EXERCISE INPUT:
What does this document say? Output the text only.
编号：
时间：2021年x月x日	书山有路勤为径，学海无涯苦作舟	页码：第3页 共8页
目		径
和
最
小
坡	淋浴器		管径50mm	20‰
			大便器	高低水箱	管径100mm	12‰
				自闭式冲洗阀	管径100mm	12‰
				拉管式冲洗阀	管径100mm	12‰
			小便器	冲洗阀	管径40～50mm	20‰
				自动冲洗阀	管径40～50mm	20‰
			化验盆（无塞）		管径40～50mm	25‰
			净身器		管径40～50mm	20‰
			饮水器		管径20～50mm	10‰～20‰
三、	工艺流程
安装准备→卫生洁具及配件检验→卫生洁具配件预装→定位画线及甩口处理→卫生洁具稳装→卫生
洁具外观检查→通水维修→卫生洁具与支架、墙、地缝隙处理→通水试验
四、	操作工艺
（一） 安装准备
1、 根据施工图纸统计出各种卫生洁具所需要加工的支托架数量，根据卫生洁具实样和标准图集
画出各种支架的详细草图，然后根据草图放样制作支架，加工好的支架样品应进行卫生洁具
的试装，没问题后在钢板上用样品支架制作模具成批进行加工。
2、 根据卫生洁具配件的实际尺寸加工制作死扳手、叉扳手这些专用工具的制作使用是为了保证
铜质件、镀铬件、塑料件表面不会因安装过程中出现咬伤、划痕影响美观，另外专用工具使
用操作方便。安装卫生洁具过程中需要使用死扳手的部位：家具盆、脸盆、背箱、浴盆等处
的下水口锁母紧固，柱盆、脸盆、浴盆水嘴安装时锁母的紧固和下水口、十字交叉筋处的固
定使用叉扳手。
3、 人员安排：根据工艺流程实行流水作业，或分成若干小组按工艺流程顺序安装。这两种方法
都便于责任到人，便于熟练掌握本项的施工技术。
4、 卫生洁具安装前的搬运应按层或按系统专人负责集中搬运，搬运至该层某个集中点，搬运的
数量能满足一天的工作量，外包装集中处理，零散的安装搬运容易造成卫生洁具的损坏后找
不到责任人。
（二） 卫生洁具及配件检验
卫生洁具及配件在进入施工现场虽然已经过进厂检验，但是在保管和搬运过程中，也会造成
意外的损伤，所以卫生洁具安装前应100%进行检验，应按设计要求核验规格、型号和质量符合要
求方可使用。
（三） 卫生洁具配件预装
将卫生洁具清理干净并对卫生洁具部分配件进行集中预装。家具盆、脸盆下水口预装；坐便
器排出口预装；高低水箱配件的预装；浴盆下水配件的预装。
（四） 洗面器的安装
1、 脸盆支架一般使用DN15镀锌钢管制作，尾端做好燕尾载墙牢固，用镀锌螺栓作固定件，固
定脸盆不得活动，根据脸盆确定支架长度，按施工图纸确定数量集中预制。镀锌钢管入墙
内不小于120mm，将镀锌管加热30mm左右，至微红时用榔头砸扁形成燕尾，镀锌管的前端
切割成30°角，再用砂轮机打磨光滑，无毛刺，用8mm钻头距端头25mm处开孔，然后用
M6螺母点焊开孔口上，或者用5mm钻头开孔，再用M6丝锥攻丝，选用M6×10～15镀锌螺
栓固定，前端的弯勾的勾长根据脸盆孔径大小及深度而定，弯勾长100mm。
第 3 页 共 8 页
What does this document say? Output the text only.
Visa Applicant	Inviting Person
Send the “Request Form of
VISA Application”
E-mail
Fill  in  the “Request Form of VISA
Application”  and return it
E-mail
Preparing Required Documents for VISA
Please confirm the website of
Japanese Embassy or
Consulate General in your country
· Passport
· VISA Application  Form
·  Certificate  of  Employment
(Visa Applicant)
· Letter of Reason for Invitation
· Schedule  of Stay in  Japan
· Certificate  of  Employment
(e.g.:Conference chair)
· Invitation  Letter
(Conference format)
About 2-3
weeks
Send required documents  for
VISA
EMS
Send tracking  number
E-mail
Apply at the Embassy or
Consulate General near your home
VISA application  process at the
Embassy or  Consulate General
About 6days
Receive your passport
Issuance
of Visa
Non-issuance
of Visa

WHAT THE TASK ASKS:
All the data must be duplicated exactly, with nothing added or removed.

RESULT OF THE EXERCISE:
What does this document say? Output the text only.
编号：
时间：2021年x月x日	书山有路勤为径，学海无涯苦作舟	页码：第3页 共8页
目		径
和
最
小
坡	淋浴器		管径50mm	20‰
			大便器	高低水箱	管径100mm	12‰
				自闭式冲洗阀	管径100mm	12‰
				拉管式冲洗阀	管径100mm	12‰
			小便器	冲洗阀	管径40～50mm	20‰
				自动冲洗阀	管径40～50mm	20‰
			化验盆（无塞）		管径40～50mm	25‰
			净身器		管径40～50mm	20‰
			饮水器		管径20～50mm	10‰～20‰
三、	工艺流程
安装准备→卫生洁具及配件检验→卫生洁具配件预装→定位画线及甩口处理→卫生洁具稳装→卫生
洁具外观检查→通水维修→卫生洁具与支架、墙、地缝隙处理→通水试验
四、	操作工艺
（一） 安装准备
1、 根据施工图纸统计出各种卫生洁具所需要加工的支托架数量，根据卫生洁具实样和标准图集
画出各种支架的详细草图，然后根据草图放样制作支架，加工好的支架样品应进行卫生洁具
的试装，没问题后在钢板上用样品支架制作模具成批进行加工。
2、 根据卫生洁具配件的实际尺寸加工制作死扳手、叉扳手这些专用工具的制作使用是为了保证
铜质件、镀铬件、塑料件表面不会因安装过程中出现咬伤、划痕影响美观，另外专用工具使
用操作方便。安装卫生洁具过程中需要使用死扳手的部位：家具盆、脸盆、背箱、浴盆等处
的下水口锁母紧固，柱盆、脸盆、浴盆水嘴安装时锁母的紧固和下水口、十字交叉筋处的固
定使用叉扳手。
3、 人员安排：根据工艺流程实行流水作业，或分成若干小组按工艺流程顺序安装。这两种方法
都便于责任到人，便于熟练掌握本项的施工技术。
4、 卫生洁具安装前的搬运应按层或按系统专人负责集中搬运，搬运至该层某个集中点，搬运的
数量能满足一天的工作量，外包装集中处理，零散的安装搬运容易造成卫生洁具的损坏后找
不到责任人。
（二） 卫生洁具及配件检验
卫生洁具及配件在进入施工现场虽然已经过进厂检验，但是在保管和搬运过程中，也会造成
意外的损伤，所以卫生洁具安装前应100%进行检验，应按设计要求核验规格、型号和质量符合要
求方可使用。
（三） 卫生洁具配件预装
将卫生洁具清理干净并对卫生洁具部分配件进行集中预装。家具盆、脸盆下水口预装；坐便
器排出口预装；高低水箱配件的预装；浴盆下水配件的预装。
（四） 洗面器的安装
1、 脸盆支架一般使用DN15镀锌钢管制作，尾端做好燕尾载墙牢固，用镀锌螺栓作固定件，固
定脸盆不得活动，根据脸盆确定支架长度，按施工图纸确定数量集中预制。镀锌钢管入墙
内不小于120mm，将镀锌管加热30mm左右，至微红时用榔头砸扁形成燕尾，镀锌管的前端
切割成30°角，再用砂轮机打磨光滑，无毛刺，用8mm钻头距端头25mm处开孔，然后用
M6螺母点焊开孔口上，或者用5mm钻头开孔，再用M6丝锥攻丝，选用M6×10～15镀锌螺
栓固定，前端的弯勾的勾长根据脸盆孔径大小及深度而定，弯勾长100mm。
第 3 页 共 8 页
What does this document say? Output the text only.
Visa Applicant	Inviting Person
Send the “Request Form of
VISA Application”
E-mail
Fill  in  the “Request Form of VISA
Application”  and return it
E-mail
Preparing Required Documents for VISA
Please confirm the website of
Japanese Embassy or
Consulate General in your country
· Passport
· VISA Application  Form
·  Certificate  of  Employment
(Visa Applicant)
· Letter of Reason for Invitation
· Schedule  of Stay in  Japan
· Certificate  of  Employment
(e.g.:Conference chair)
· Invitation  Letter
(Conference format)
About 2-3
weeks
Send required documents  for
VISA
EMS
Send tracking  number
E-mail
Apply at the Embassy or
Consulate General near your home
VISA application  process at the
Embassy or  Consulate General
About 6days
Receive your passport
Issuance
of Visa
Non-issuance
of Visa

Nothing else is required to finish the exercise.